**Short problem**: Replace every "quantity-cell" with "qty-cell" in all of the entries below, and reproduce them with nothing else changed. Leave the pictures out.

**Input**:
————————

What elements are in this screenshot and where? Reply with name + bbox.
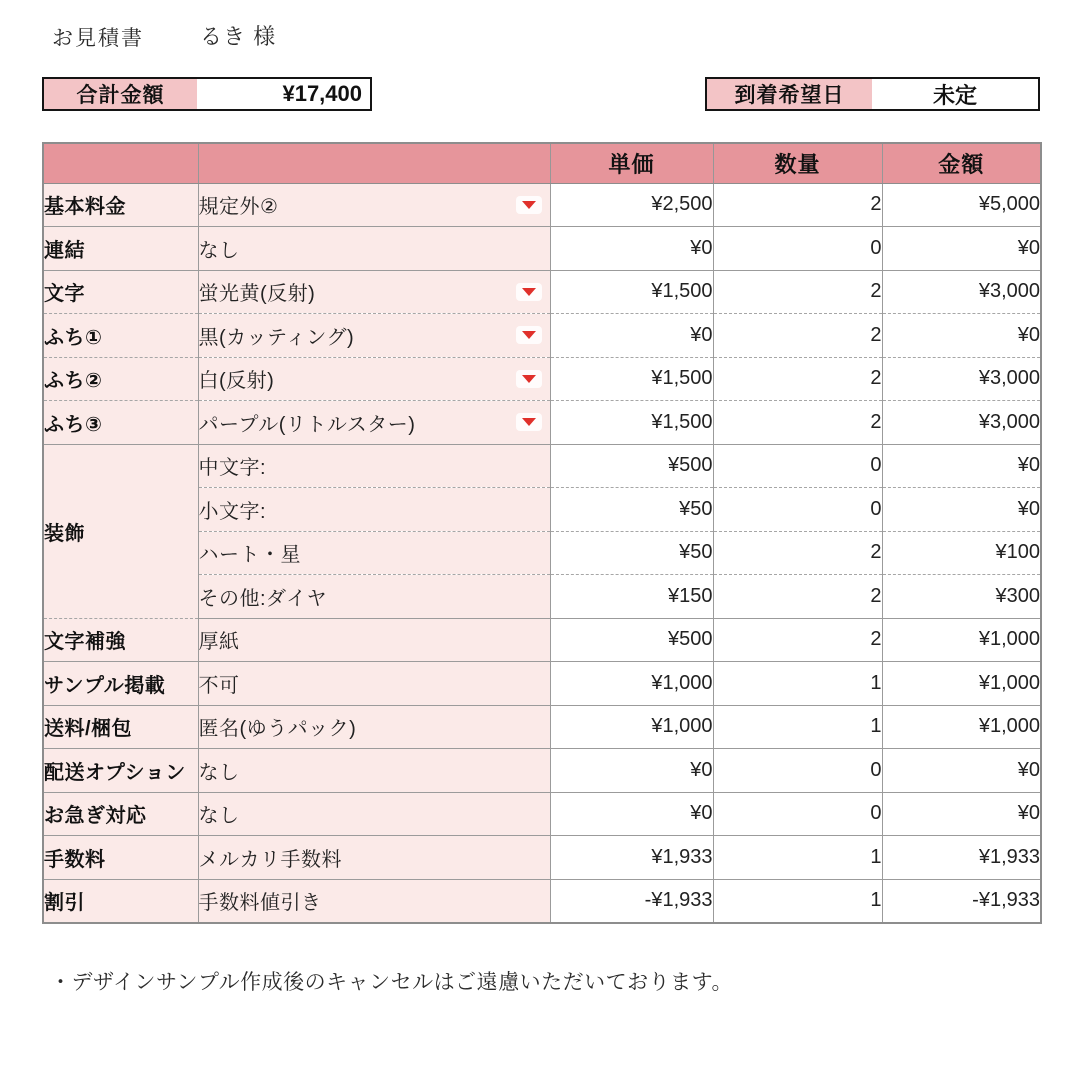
quantity-cell: 2 <box>713 314 882 358</box>
header-item <box>198 143 550 183</box>
table-row <box>43 705 1041 749</box>
row-category: お急ぎ対応 <box>43 792 198 836</box>
row-item <box>198 488 550 532</box>
row-category: 送料/梱包 <box>43 705 198 749</box>
row-item <box>198 575 550 619</box>
table-row <box>43 183 1041 227</box>
arrival-date-value: 未定 <box>932 82 977 108</box>
total-amount-box <box>42 77 372 111</box>
row-category: 文字補強 <box>43 618 198 662</box>
table-row <box>43 314 1041 358</box>
row-item-dropdown[interactable] <box>198 401 550 445</box>
dropdown-arrow-icon[interactable] <box>516 413 542 431</box>
row-item-label: 厚紙 <box>198 631 240 654</box>
row-item-label: なし <box>198 805 240 828</box>
unit-price-cell: ¥1,000 <box>550 662 713 706</box>
table-row <box>43 662 1041 706</box>
unit-price-cell: ¥1,500 <box>550 270 713 314</box>
row-item-label: 蛍光黄(反射) <box>198 283 316 306</box>
unit-price-cell: ¥1,933 <box>550 836 713 880</box>
row-item <box>198 531 550 575</box>
row-item <box>198 792 550 836</box>
row-item-label: ハート・星 <box>198 544 301 567</box>
total-amount-value: ¥17,400 <box>282 81 362 106</box>
amount-cell: ¥0 <box>882 444 1041 488</box>
row-item-label: なし <box>198 761 240 784</box>
quantity-cell: 1 <box>713 662 882 706</box>
table-row <box>43 357 1041 401</box>
row-item-label: 匿名(ゆうパック) <box>198 718 357 741</box>
amount-cell: ¥100 <box>882 531 1041 575</box>
quantity-cell: 0 <box>713 227 882 271</box>
amount-cell: ¥0 <box>882 749 1041 793</box>
unit-price-cell: ¥0 <box>550 792 713 836</box>
dropdown-arrow-icon[interactable] <box>516 326 542 344</box>
table-row <box>43 227 1041 271</box>
unit-price-cell: ¥500 <box>550 444 713 488</box>
row-item-dropdown[interactable] <box>198 314 550 358</box>
row-item-label: なし <box>198 239 240 262</box>
row-item-dropdown[interactable] <box>198 270 550 314</box>
row-category: ふち③ <box>43 401 198 445</box>
table-row <box>43 879 1041 923</box>
table-header-row <box>43 143 1041 183</box>
row-category: ふち① <box>43 314 198 358</box>
row-category: ふち② <box>43 357 198 401</box>
page-title: お見積書 <box>52 27 144 50</box>
table-row <box>43 836 1041 880</box>
unit-price-cell: ¥50 <box>550 488 713 532</box>
table-row <box>43 792 1041 836</box>
amount-cell: ¥1,000 <box>882 705 1041 749</box>
quantity-cell: 1 <box>713 879 882 923</box>
unit-price-cell: ¥0 <box>550 314 713 358</box>
total-amount-label: 合計金額 <box>44 79 197 109</box>
quantity-cell: 1 <box>713 705 882 749</box>
unit-price-cell: -¥1,933 <box>550 879 713 923</box>
row-item-label: 規定外② <box>198 196 279 219</box>
row-item <box>198 749 550 793</box>
row-item-label: 中文字: <box>198 457 267 480</box>
row-item-label: 小文字: <box>198 500 267 523</box>
table-row <box>43 401 1041 445</box>
table-row <box>43 444 1041 488</box>
unit-price-cell: ¥1,500 <box>550 401 713 445</box>
row-item-label: 手数料値引き <box>198 892 322 914</box>
table-row <box>43 270 1041 314</box>
quantity-cell: 2 <box>713 183 882 227</box>
row-item-label: パープル(リトルスター) <box>198 413 416 436</box>
estimate-table <box>42 142 1042 924</box>
row-item <box>198 836 550 880</box>
quantity-cell: 2 <box>713 401 882 445</box>
row-category: 割引 <box>43 879 198 923</box>
header-category <box>43 143 198 183</box>
row-item-label: 白(反射) <box>198 370 275 393</box>
row-category: 手数料 <box>43 836 198 880</box>
row-item <box>198 444 550 488</box>
table-row <box>43 618 1041 662</box>
unit-price-cell: ¥150 <box>550 575 713 619</box>
arrival-date-box <box>705 77 1040 111</box>
amount-cell: ¥3,000 <box>882 357 1041 401</box>
unit-price-cell: ¥2,500 <box>550 183 713 227</box>
row-category: 連結 <box>43 227 198 271</box>
row-item-label: その他:ダイヤ <box>198 587 328 610</box>
table-row <box>43 749 1041 793</box>
header-unit-price: 単価 <box>550 143 713 183</box>
row-item-label: メルカリ手数料 <box>198 848 342 871</box>
quantity-cell: 1 <box>713 836 882 880</box>
unit-price-cell: ¥500 <box>550 618 713 662</box>
amount-cell: ¥0 <box>882 227 1041 271</box>
quantity-cell: 2 <box>713 531 882 575</box>
row-category: サンプル掲載 <box>43 662 198 706</box>
amount-cell: ¥3,000 <box>882 401 1041 445</box>
dropdown-arrow-icon[interactable] <box>516 196 542 214</box>
row-category: 基本料金 <box>43 183 198 227</box>
amount-cell: ¥3,000 <box>882 270 1041 314</box>
header-amount: 金額 <box>882 143 1041 183</box>
arrival-date-label: 到着希望日 <box>707 79 872 109</box>
quantity-cell: 2 <box>713 270 882 314</box>
quantity-cell: 2 <box>713 575 882 619</box>
amount-cell: ¥300 <box>882 575 1041 619</box>
dropdown-arrow-icon[interactable] <box>516 283 542 301</box>
unit-price-cell: ¥0 <box>550 749 713 793</box>
row-category: 装飾 <box>43 444 198 618</box>
row-item <box>198 705 550 749</box>
amount-cell: ¥5,000 <box>882 183 1041 227</box>
amount-cell: ¥1,000 <box>882 662 1041 706</box>
dropdown-arrow-icon[interactable] <box>516 370 542 388</box>
amount-cell: ¥1,933 <box>882 836 1041 880</box>
customer-name: るき 様 <box>200 24 277 49</box>
amount-cell: ¥0 <box>882 488 1041 532</box>
row-item <box>198 618 550 662</box>
quantity-cell: 2 <box>713 618 882 662</box>
row-item <box>198 879 550 923</box>
unit-price-cell: ¥1,500 <box>550 357 713 401</box>
cancellation-note: ・デザインサンプル作成後のキャンセルはご遠慮いただいております。 <box>50 971 733 994</box>
quantity-cell: 0 <box>713 749 882 793</box>
header-quantity: 数量 <box>713 143 882 183</box>
row-item <box>198 227 550 271</box>
unit-price-cell: ¥1,000 <box>550 705 713 749</box>
row-item <box>198 662 550 706</box>
amount-cell: -¥1,933 <box>882 879 1041 923</box>
row-category: 配送オプション <box>43 749 198 793</box>
quantity-cell: 2 <box>713 357 882 401</box>
row-item-label: 黒(カッティング) <box>198 326 355 349</box>
row-item-dropdown[interactable] <box>198 357 550 401</box>
amount-cell: ¥0 <box>882 792 1041 836</box>
unit-price-cell: ¥0 <box>550 227 713 271</box>
amount-cell: ¥0 <box>882 314 1041 358</box>
unit-price-cell: ¥50 <box>550 531 713 575</box>
quantity-cell: 0 <box>713 488 882 532</box>
row-item-dropdown[interactable] <box>198 183 550 227</box>
quantity-cell: 0 <box>713 792 882 836</box>
quantity-cell: 0 <box>713 444 882 488</box>
row-item-label: 不可 <box>198 674 240 697</box>
row-category: 文字 <box>43 270 198 314</box>
amount-cell: ¥1,000 <box>882 618 1041 662</box>
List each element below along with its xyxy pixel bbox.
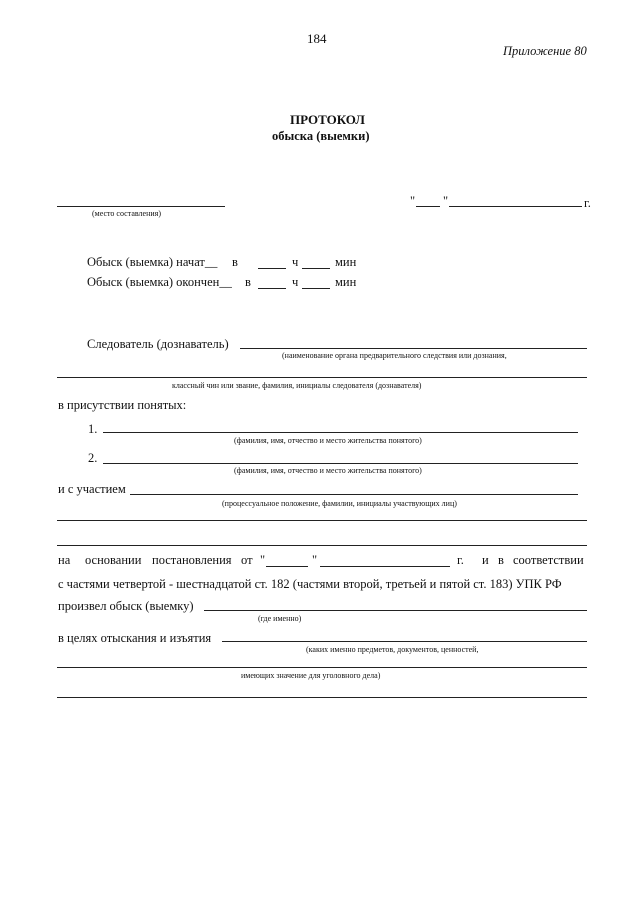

————————

**Solution for this exercise**:
What elements are in this screenshot and where? Reply with name + bbox.
qty-cell: 2 <box>713 314 882 358</box>
header-item <box>198 143 550 183</box>
table-row <box>43 705 1041 749</box>
row-category: お急ぎ対応 <box>43 792 198 836</box>
row-item <box>198 488 550 532</box>
row-category: 送料/梱包 <box>43 705 198 749</box>
row-item <box>198 575 550 619</box>
table-row <box>43 183 1041 227</box>
arrival-date-value: 未定 <box>932 82 977 108</box>
total-amount-box <box>42 77 372 111</box>
row-category: 文字補強 <box>43 618 198 662</box>
table-row <box>43 314 1041 358</box>
row-item-dropdown[interactable] <box>198 401 550 445</box>
dropdown-arrow-icon[interactable] <box>516 413 542 431</box>
row-item-label: 厚紙 <box>198 631 240 654</box>
row-item-label: なし <box>198 805 240 828</box>
unit-price-cell: ¥1,000 <box>550 662 713 706</box>
table-row <box>43 662 1041 706</box>
unit-price-cell: ¥1,500 <box>550 270 713 314</box>
row-item-label: 蛍光黄(反射) <box>198 283 316 306</box>
unit-price-cell: ¥1,933 <box>550 836 713 880</box>
row-item <box>198 531 550 575</box>
row-item <box>198 792 550 836</box>
row-item-label: ハート・星 <box>198 544 301 567</box>
total-amount-value: ¥17,400 <box>282 81 362 106</box>
amount-cell: ¥0 <box>882 444 1041 488</box>
row-item-label: なし <box>198 761 240 784</box>
qty-cell: 1 <box>713 662 882 706</box>
table-row <box>43 357 1041 401</box>
row-item-label: 匿名(ゆうパック) <box>198 718 357 741</box>
amount-cell: ¥100 <box>882 531 1041 575</box>
qty-cell: 0 <box>713 227 882 271</box>
amount-cell: ¥0 <box>882 749 1041 793</box>
unit-price-cell: ¥0 <box>550 792 713 836</box>
dropdown-arrow-icon[interactable] <box>516 326 542 344</box>
table-row <box>43 227 1041 271</box>
unit-price-cell: ¥500 <box>550 444 713 488</box>
row-item-dropdown[interactable] <box>198 314 550 358</box>
row-item-label: なし <box>198 239 240 262</box>
row-item-dropdown[interactable] <box>198 270 550 314</box>
row-category: ふち③ <box>43 401 198 445</box>
table-row <box>43 879 1041 923</box>
table-header-row <box>43 143 1041 183</box>
row-category: ふち① <box>43 314 198 358</box>
row-category: ふち② <box>43 357 198 401</box>
page-title: お見積書 <box>52 27 144 50</box>
table-row <box>43 836 1041 880</box>
unit-price-cell: ¥50 <box>550 488 713 532</box>
table-row <box>43 792 1041 836</box>
amount-cell: ¥1,000 <box>882 705 1041 749</box>
qty-cell: 1 <box>713 879 882 923</box>
unit-price-cell: ¥0 <box>550 314 713 358</box>
total-amount-label: 合計金額 <box>44 79 197 109</box>
qty-cell: 1 <box>713 705 882 749</box>
unit-price-cell: -¥1,933 <box>550 879 713 923</box>
row-item-label: 規定外② <box>198 196 279 219</box>
row-item <box>198 749 550 793</box>
row-item-label: 中文字: <box>198 457 267 480</box>
row-item-label: 小文字: <box>198 500 267 523</box>
table-row <box>43 401 1041 445</box>
table-row <box>43 444 1041 488</box>
unit-price-cell: ¥1,500 <box>550 401 713 445</box>
row-item-label: 手数料値引き <box>198 892 322 914</box>
table-row <box>43 270 1041 314</box>
qty-cell: 2 <box>713 183 882 227</box>
row-item-label: パープル(リトルスター) <box>198 413 416 436</box>
estimate-table <box>42 142 1042 924</box>
row-item <box>198 836 550 880</box>
qty-cell: 2 <box>713 401 882 445</box>
row-category: 割引 <box>43 879 198 923</box>
header-category <box>43 143 198 183</box>
row-item-label: 白(反射) <box>198 370 275 393</box>
row-category: 手数料 <box>43 836 198 880</box>
row-item <box>198 444 550 488</box>
table-row <box>43 618 1041 662</box>
unit-price-cell: ¥150 <box>550 575 713 619</box>
arrival-date-box <box>705 77 1040 111</box>
amount-cell: ¥3,000 <box>882 357 1041 401</box>
unit-price-cell: ¥2,500 <box>550 183 713 227</box>
row-category: 連結 <box>43 227 198 271</box>
row-item-label: その他:ダイヤ <box>198 587 328 610</box>
table-row <box>43 749 1041 793</box>
header-unit-price: 単価 <box>550 143 713 183</box>
row-item-label: メルカリ手数料 <box>198 848 342 871</box>
qty-cell: 1 <box>713 836 882 880</box>
unit-price-cell: ¥500 <box>550 618 713 662</box>
amount-cell: ¥0 <box>882 227 1041 271</box>
qty-cell: 2 <box>713 531 882 575</box>
row-category: サンプル掲載 <box>43 662 198 706</box>
amount-cell: ¥3,000 <box>882 401 1041 445</box>
dropdown-arrow-icon[interactable] <box>516 196 542 214</box>
row-category: 基本料金 <box>43 183 198 227</box>
amount-cell: ¥3,000 <box>882 270 1041 314</box>
header-amount: 金額 <box>882 143 1041 183</box>
arrival-date-label: 到着希望日 <box>707 79 872 109</box>
qty-cell: 2 <box>713 270 882 314</box>
qty-cell: 2 <box>713 575 882 619</box>
amount-cell: ¥300 <box>882 575 1041 619</box>
dropdown-arrow-icon[interactable] <box>516 283 542 301</box>
unit-price-cell: ¥0 <box>550 749 713 793</box>
row-category: 装飾 <box>43 444 198 618</box>
row-item <box>198 705 550 749</box>
amount-cell: ¥5,000 <box>882 183 1041 227</box>
amount-cell: ¥1,000 <box>882 662 1041 706</box>
dropdown-arrow-icon[interactable] <box>516 370 542 388</box>
amount-cell: ¥1,933 <box>882 836 1041 880</box>
customer-name: るき 様 <box>200 24 277 49</box>
amount-cell: ¥0 <box>882 488 1041 532</box>
row-item <box>198 618 550 662</box>
qty-cell: 2 <box>713 618 882 662</box>
row-item <box>198 879 550 923</box>
unit-price-cell: ¥1,500 <box>550 357 713 401</box>
cancellation-note: ・デザインサンプル作成後のキャンセルはご遠慮いただいております。 <box>50 971 733 994</box>
qty-cell: 0 <box>713 749 882 793</box>
header-quantity: 数量 <box>713 143 882 183</box>
row-item <box>198 227 550 271</box>
unit-price-cell: ¥1,000 <box>550 705 713 749</box>
row-item <box>198 662 550 706</box>
amount-cell: -¥1,933 <box>882 879 1041 923</box>
row-category: 配送オプション <box>43 749 198 793</box>
qty-cell: 2 <box>713 357 882 401</box>
row-item-label: 黒(カッティング) <box>198 326 355 349</box>
row-item-dropdown[interactable] <box>198 357 550 401</box>
amount-cell: ¥0 <box>882 792 1041 836</box>
unit-price-cell: ¥0 <box>550 227 713 271</box>
amount-cell: ¥0 <box>882 314 1041 358</box>
unit-price-cell: ¥50 <box>550 531 713 575</box>
qty-cell: 0 <box>713 488 882 532</box>
row-item-dropdown[interactable] <box>198 183 550 227</box>
qty-cell: 0 <box>713 792 882 836</box>
qty-cell: 0 <box>713 444 882 488</box>
row-item-label: 不可 <box>198 674 240 697</box>
row-category: 文字 <box>43 270 198 314</box>
amount-cell: ¥1,000 <box>882 618 1041 662</box>
List each element below along with its xyxy pixel bbox.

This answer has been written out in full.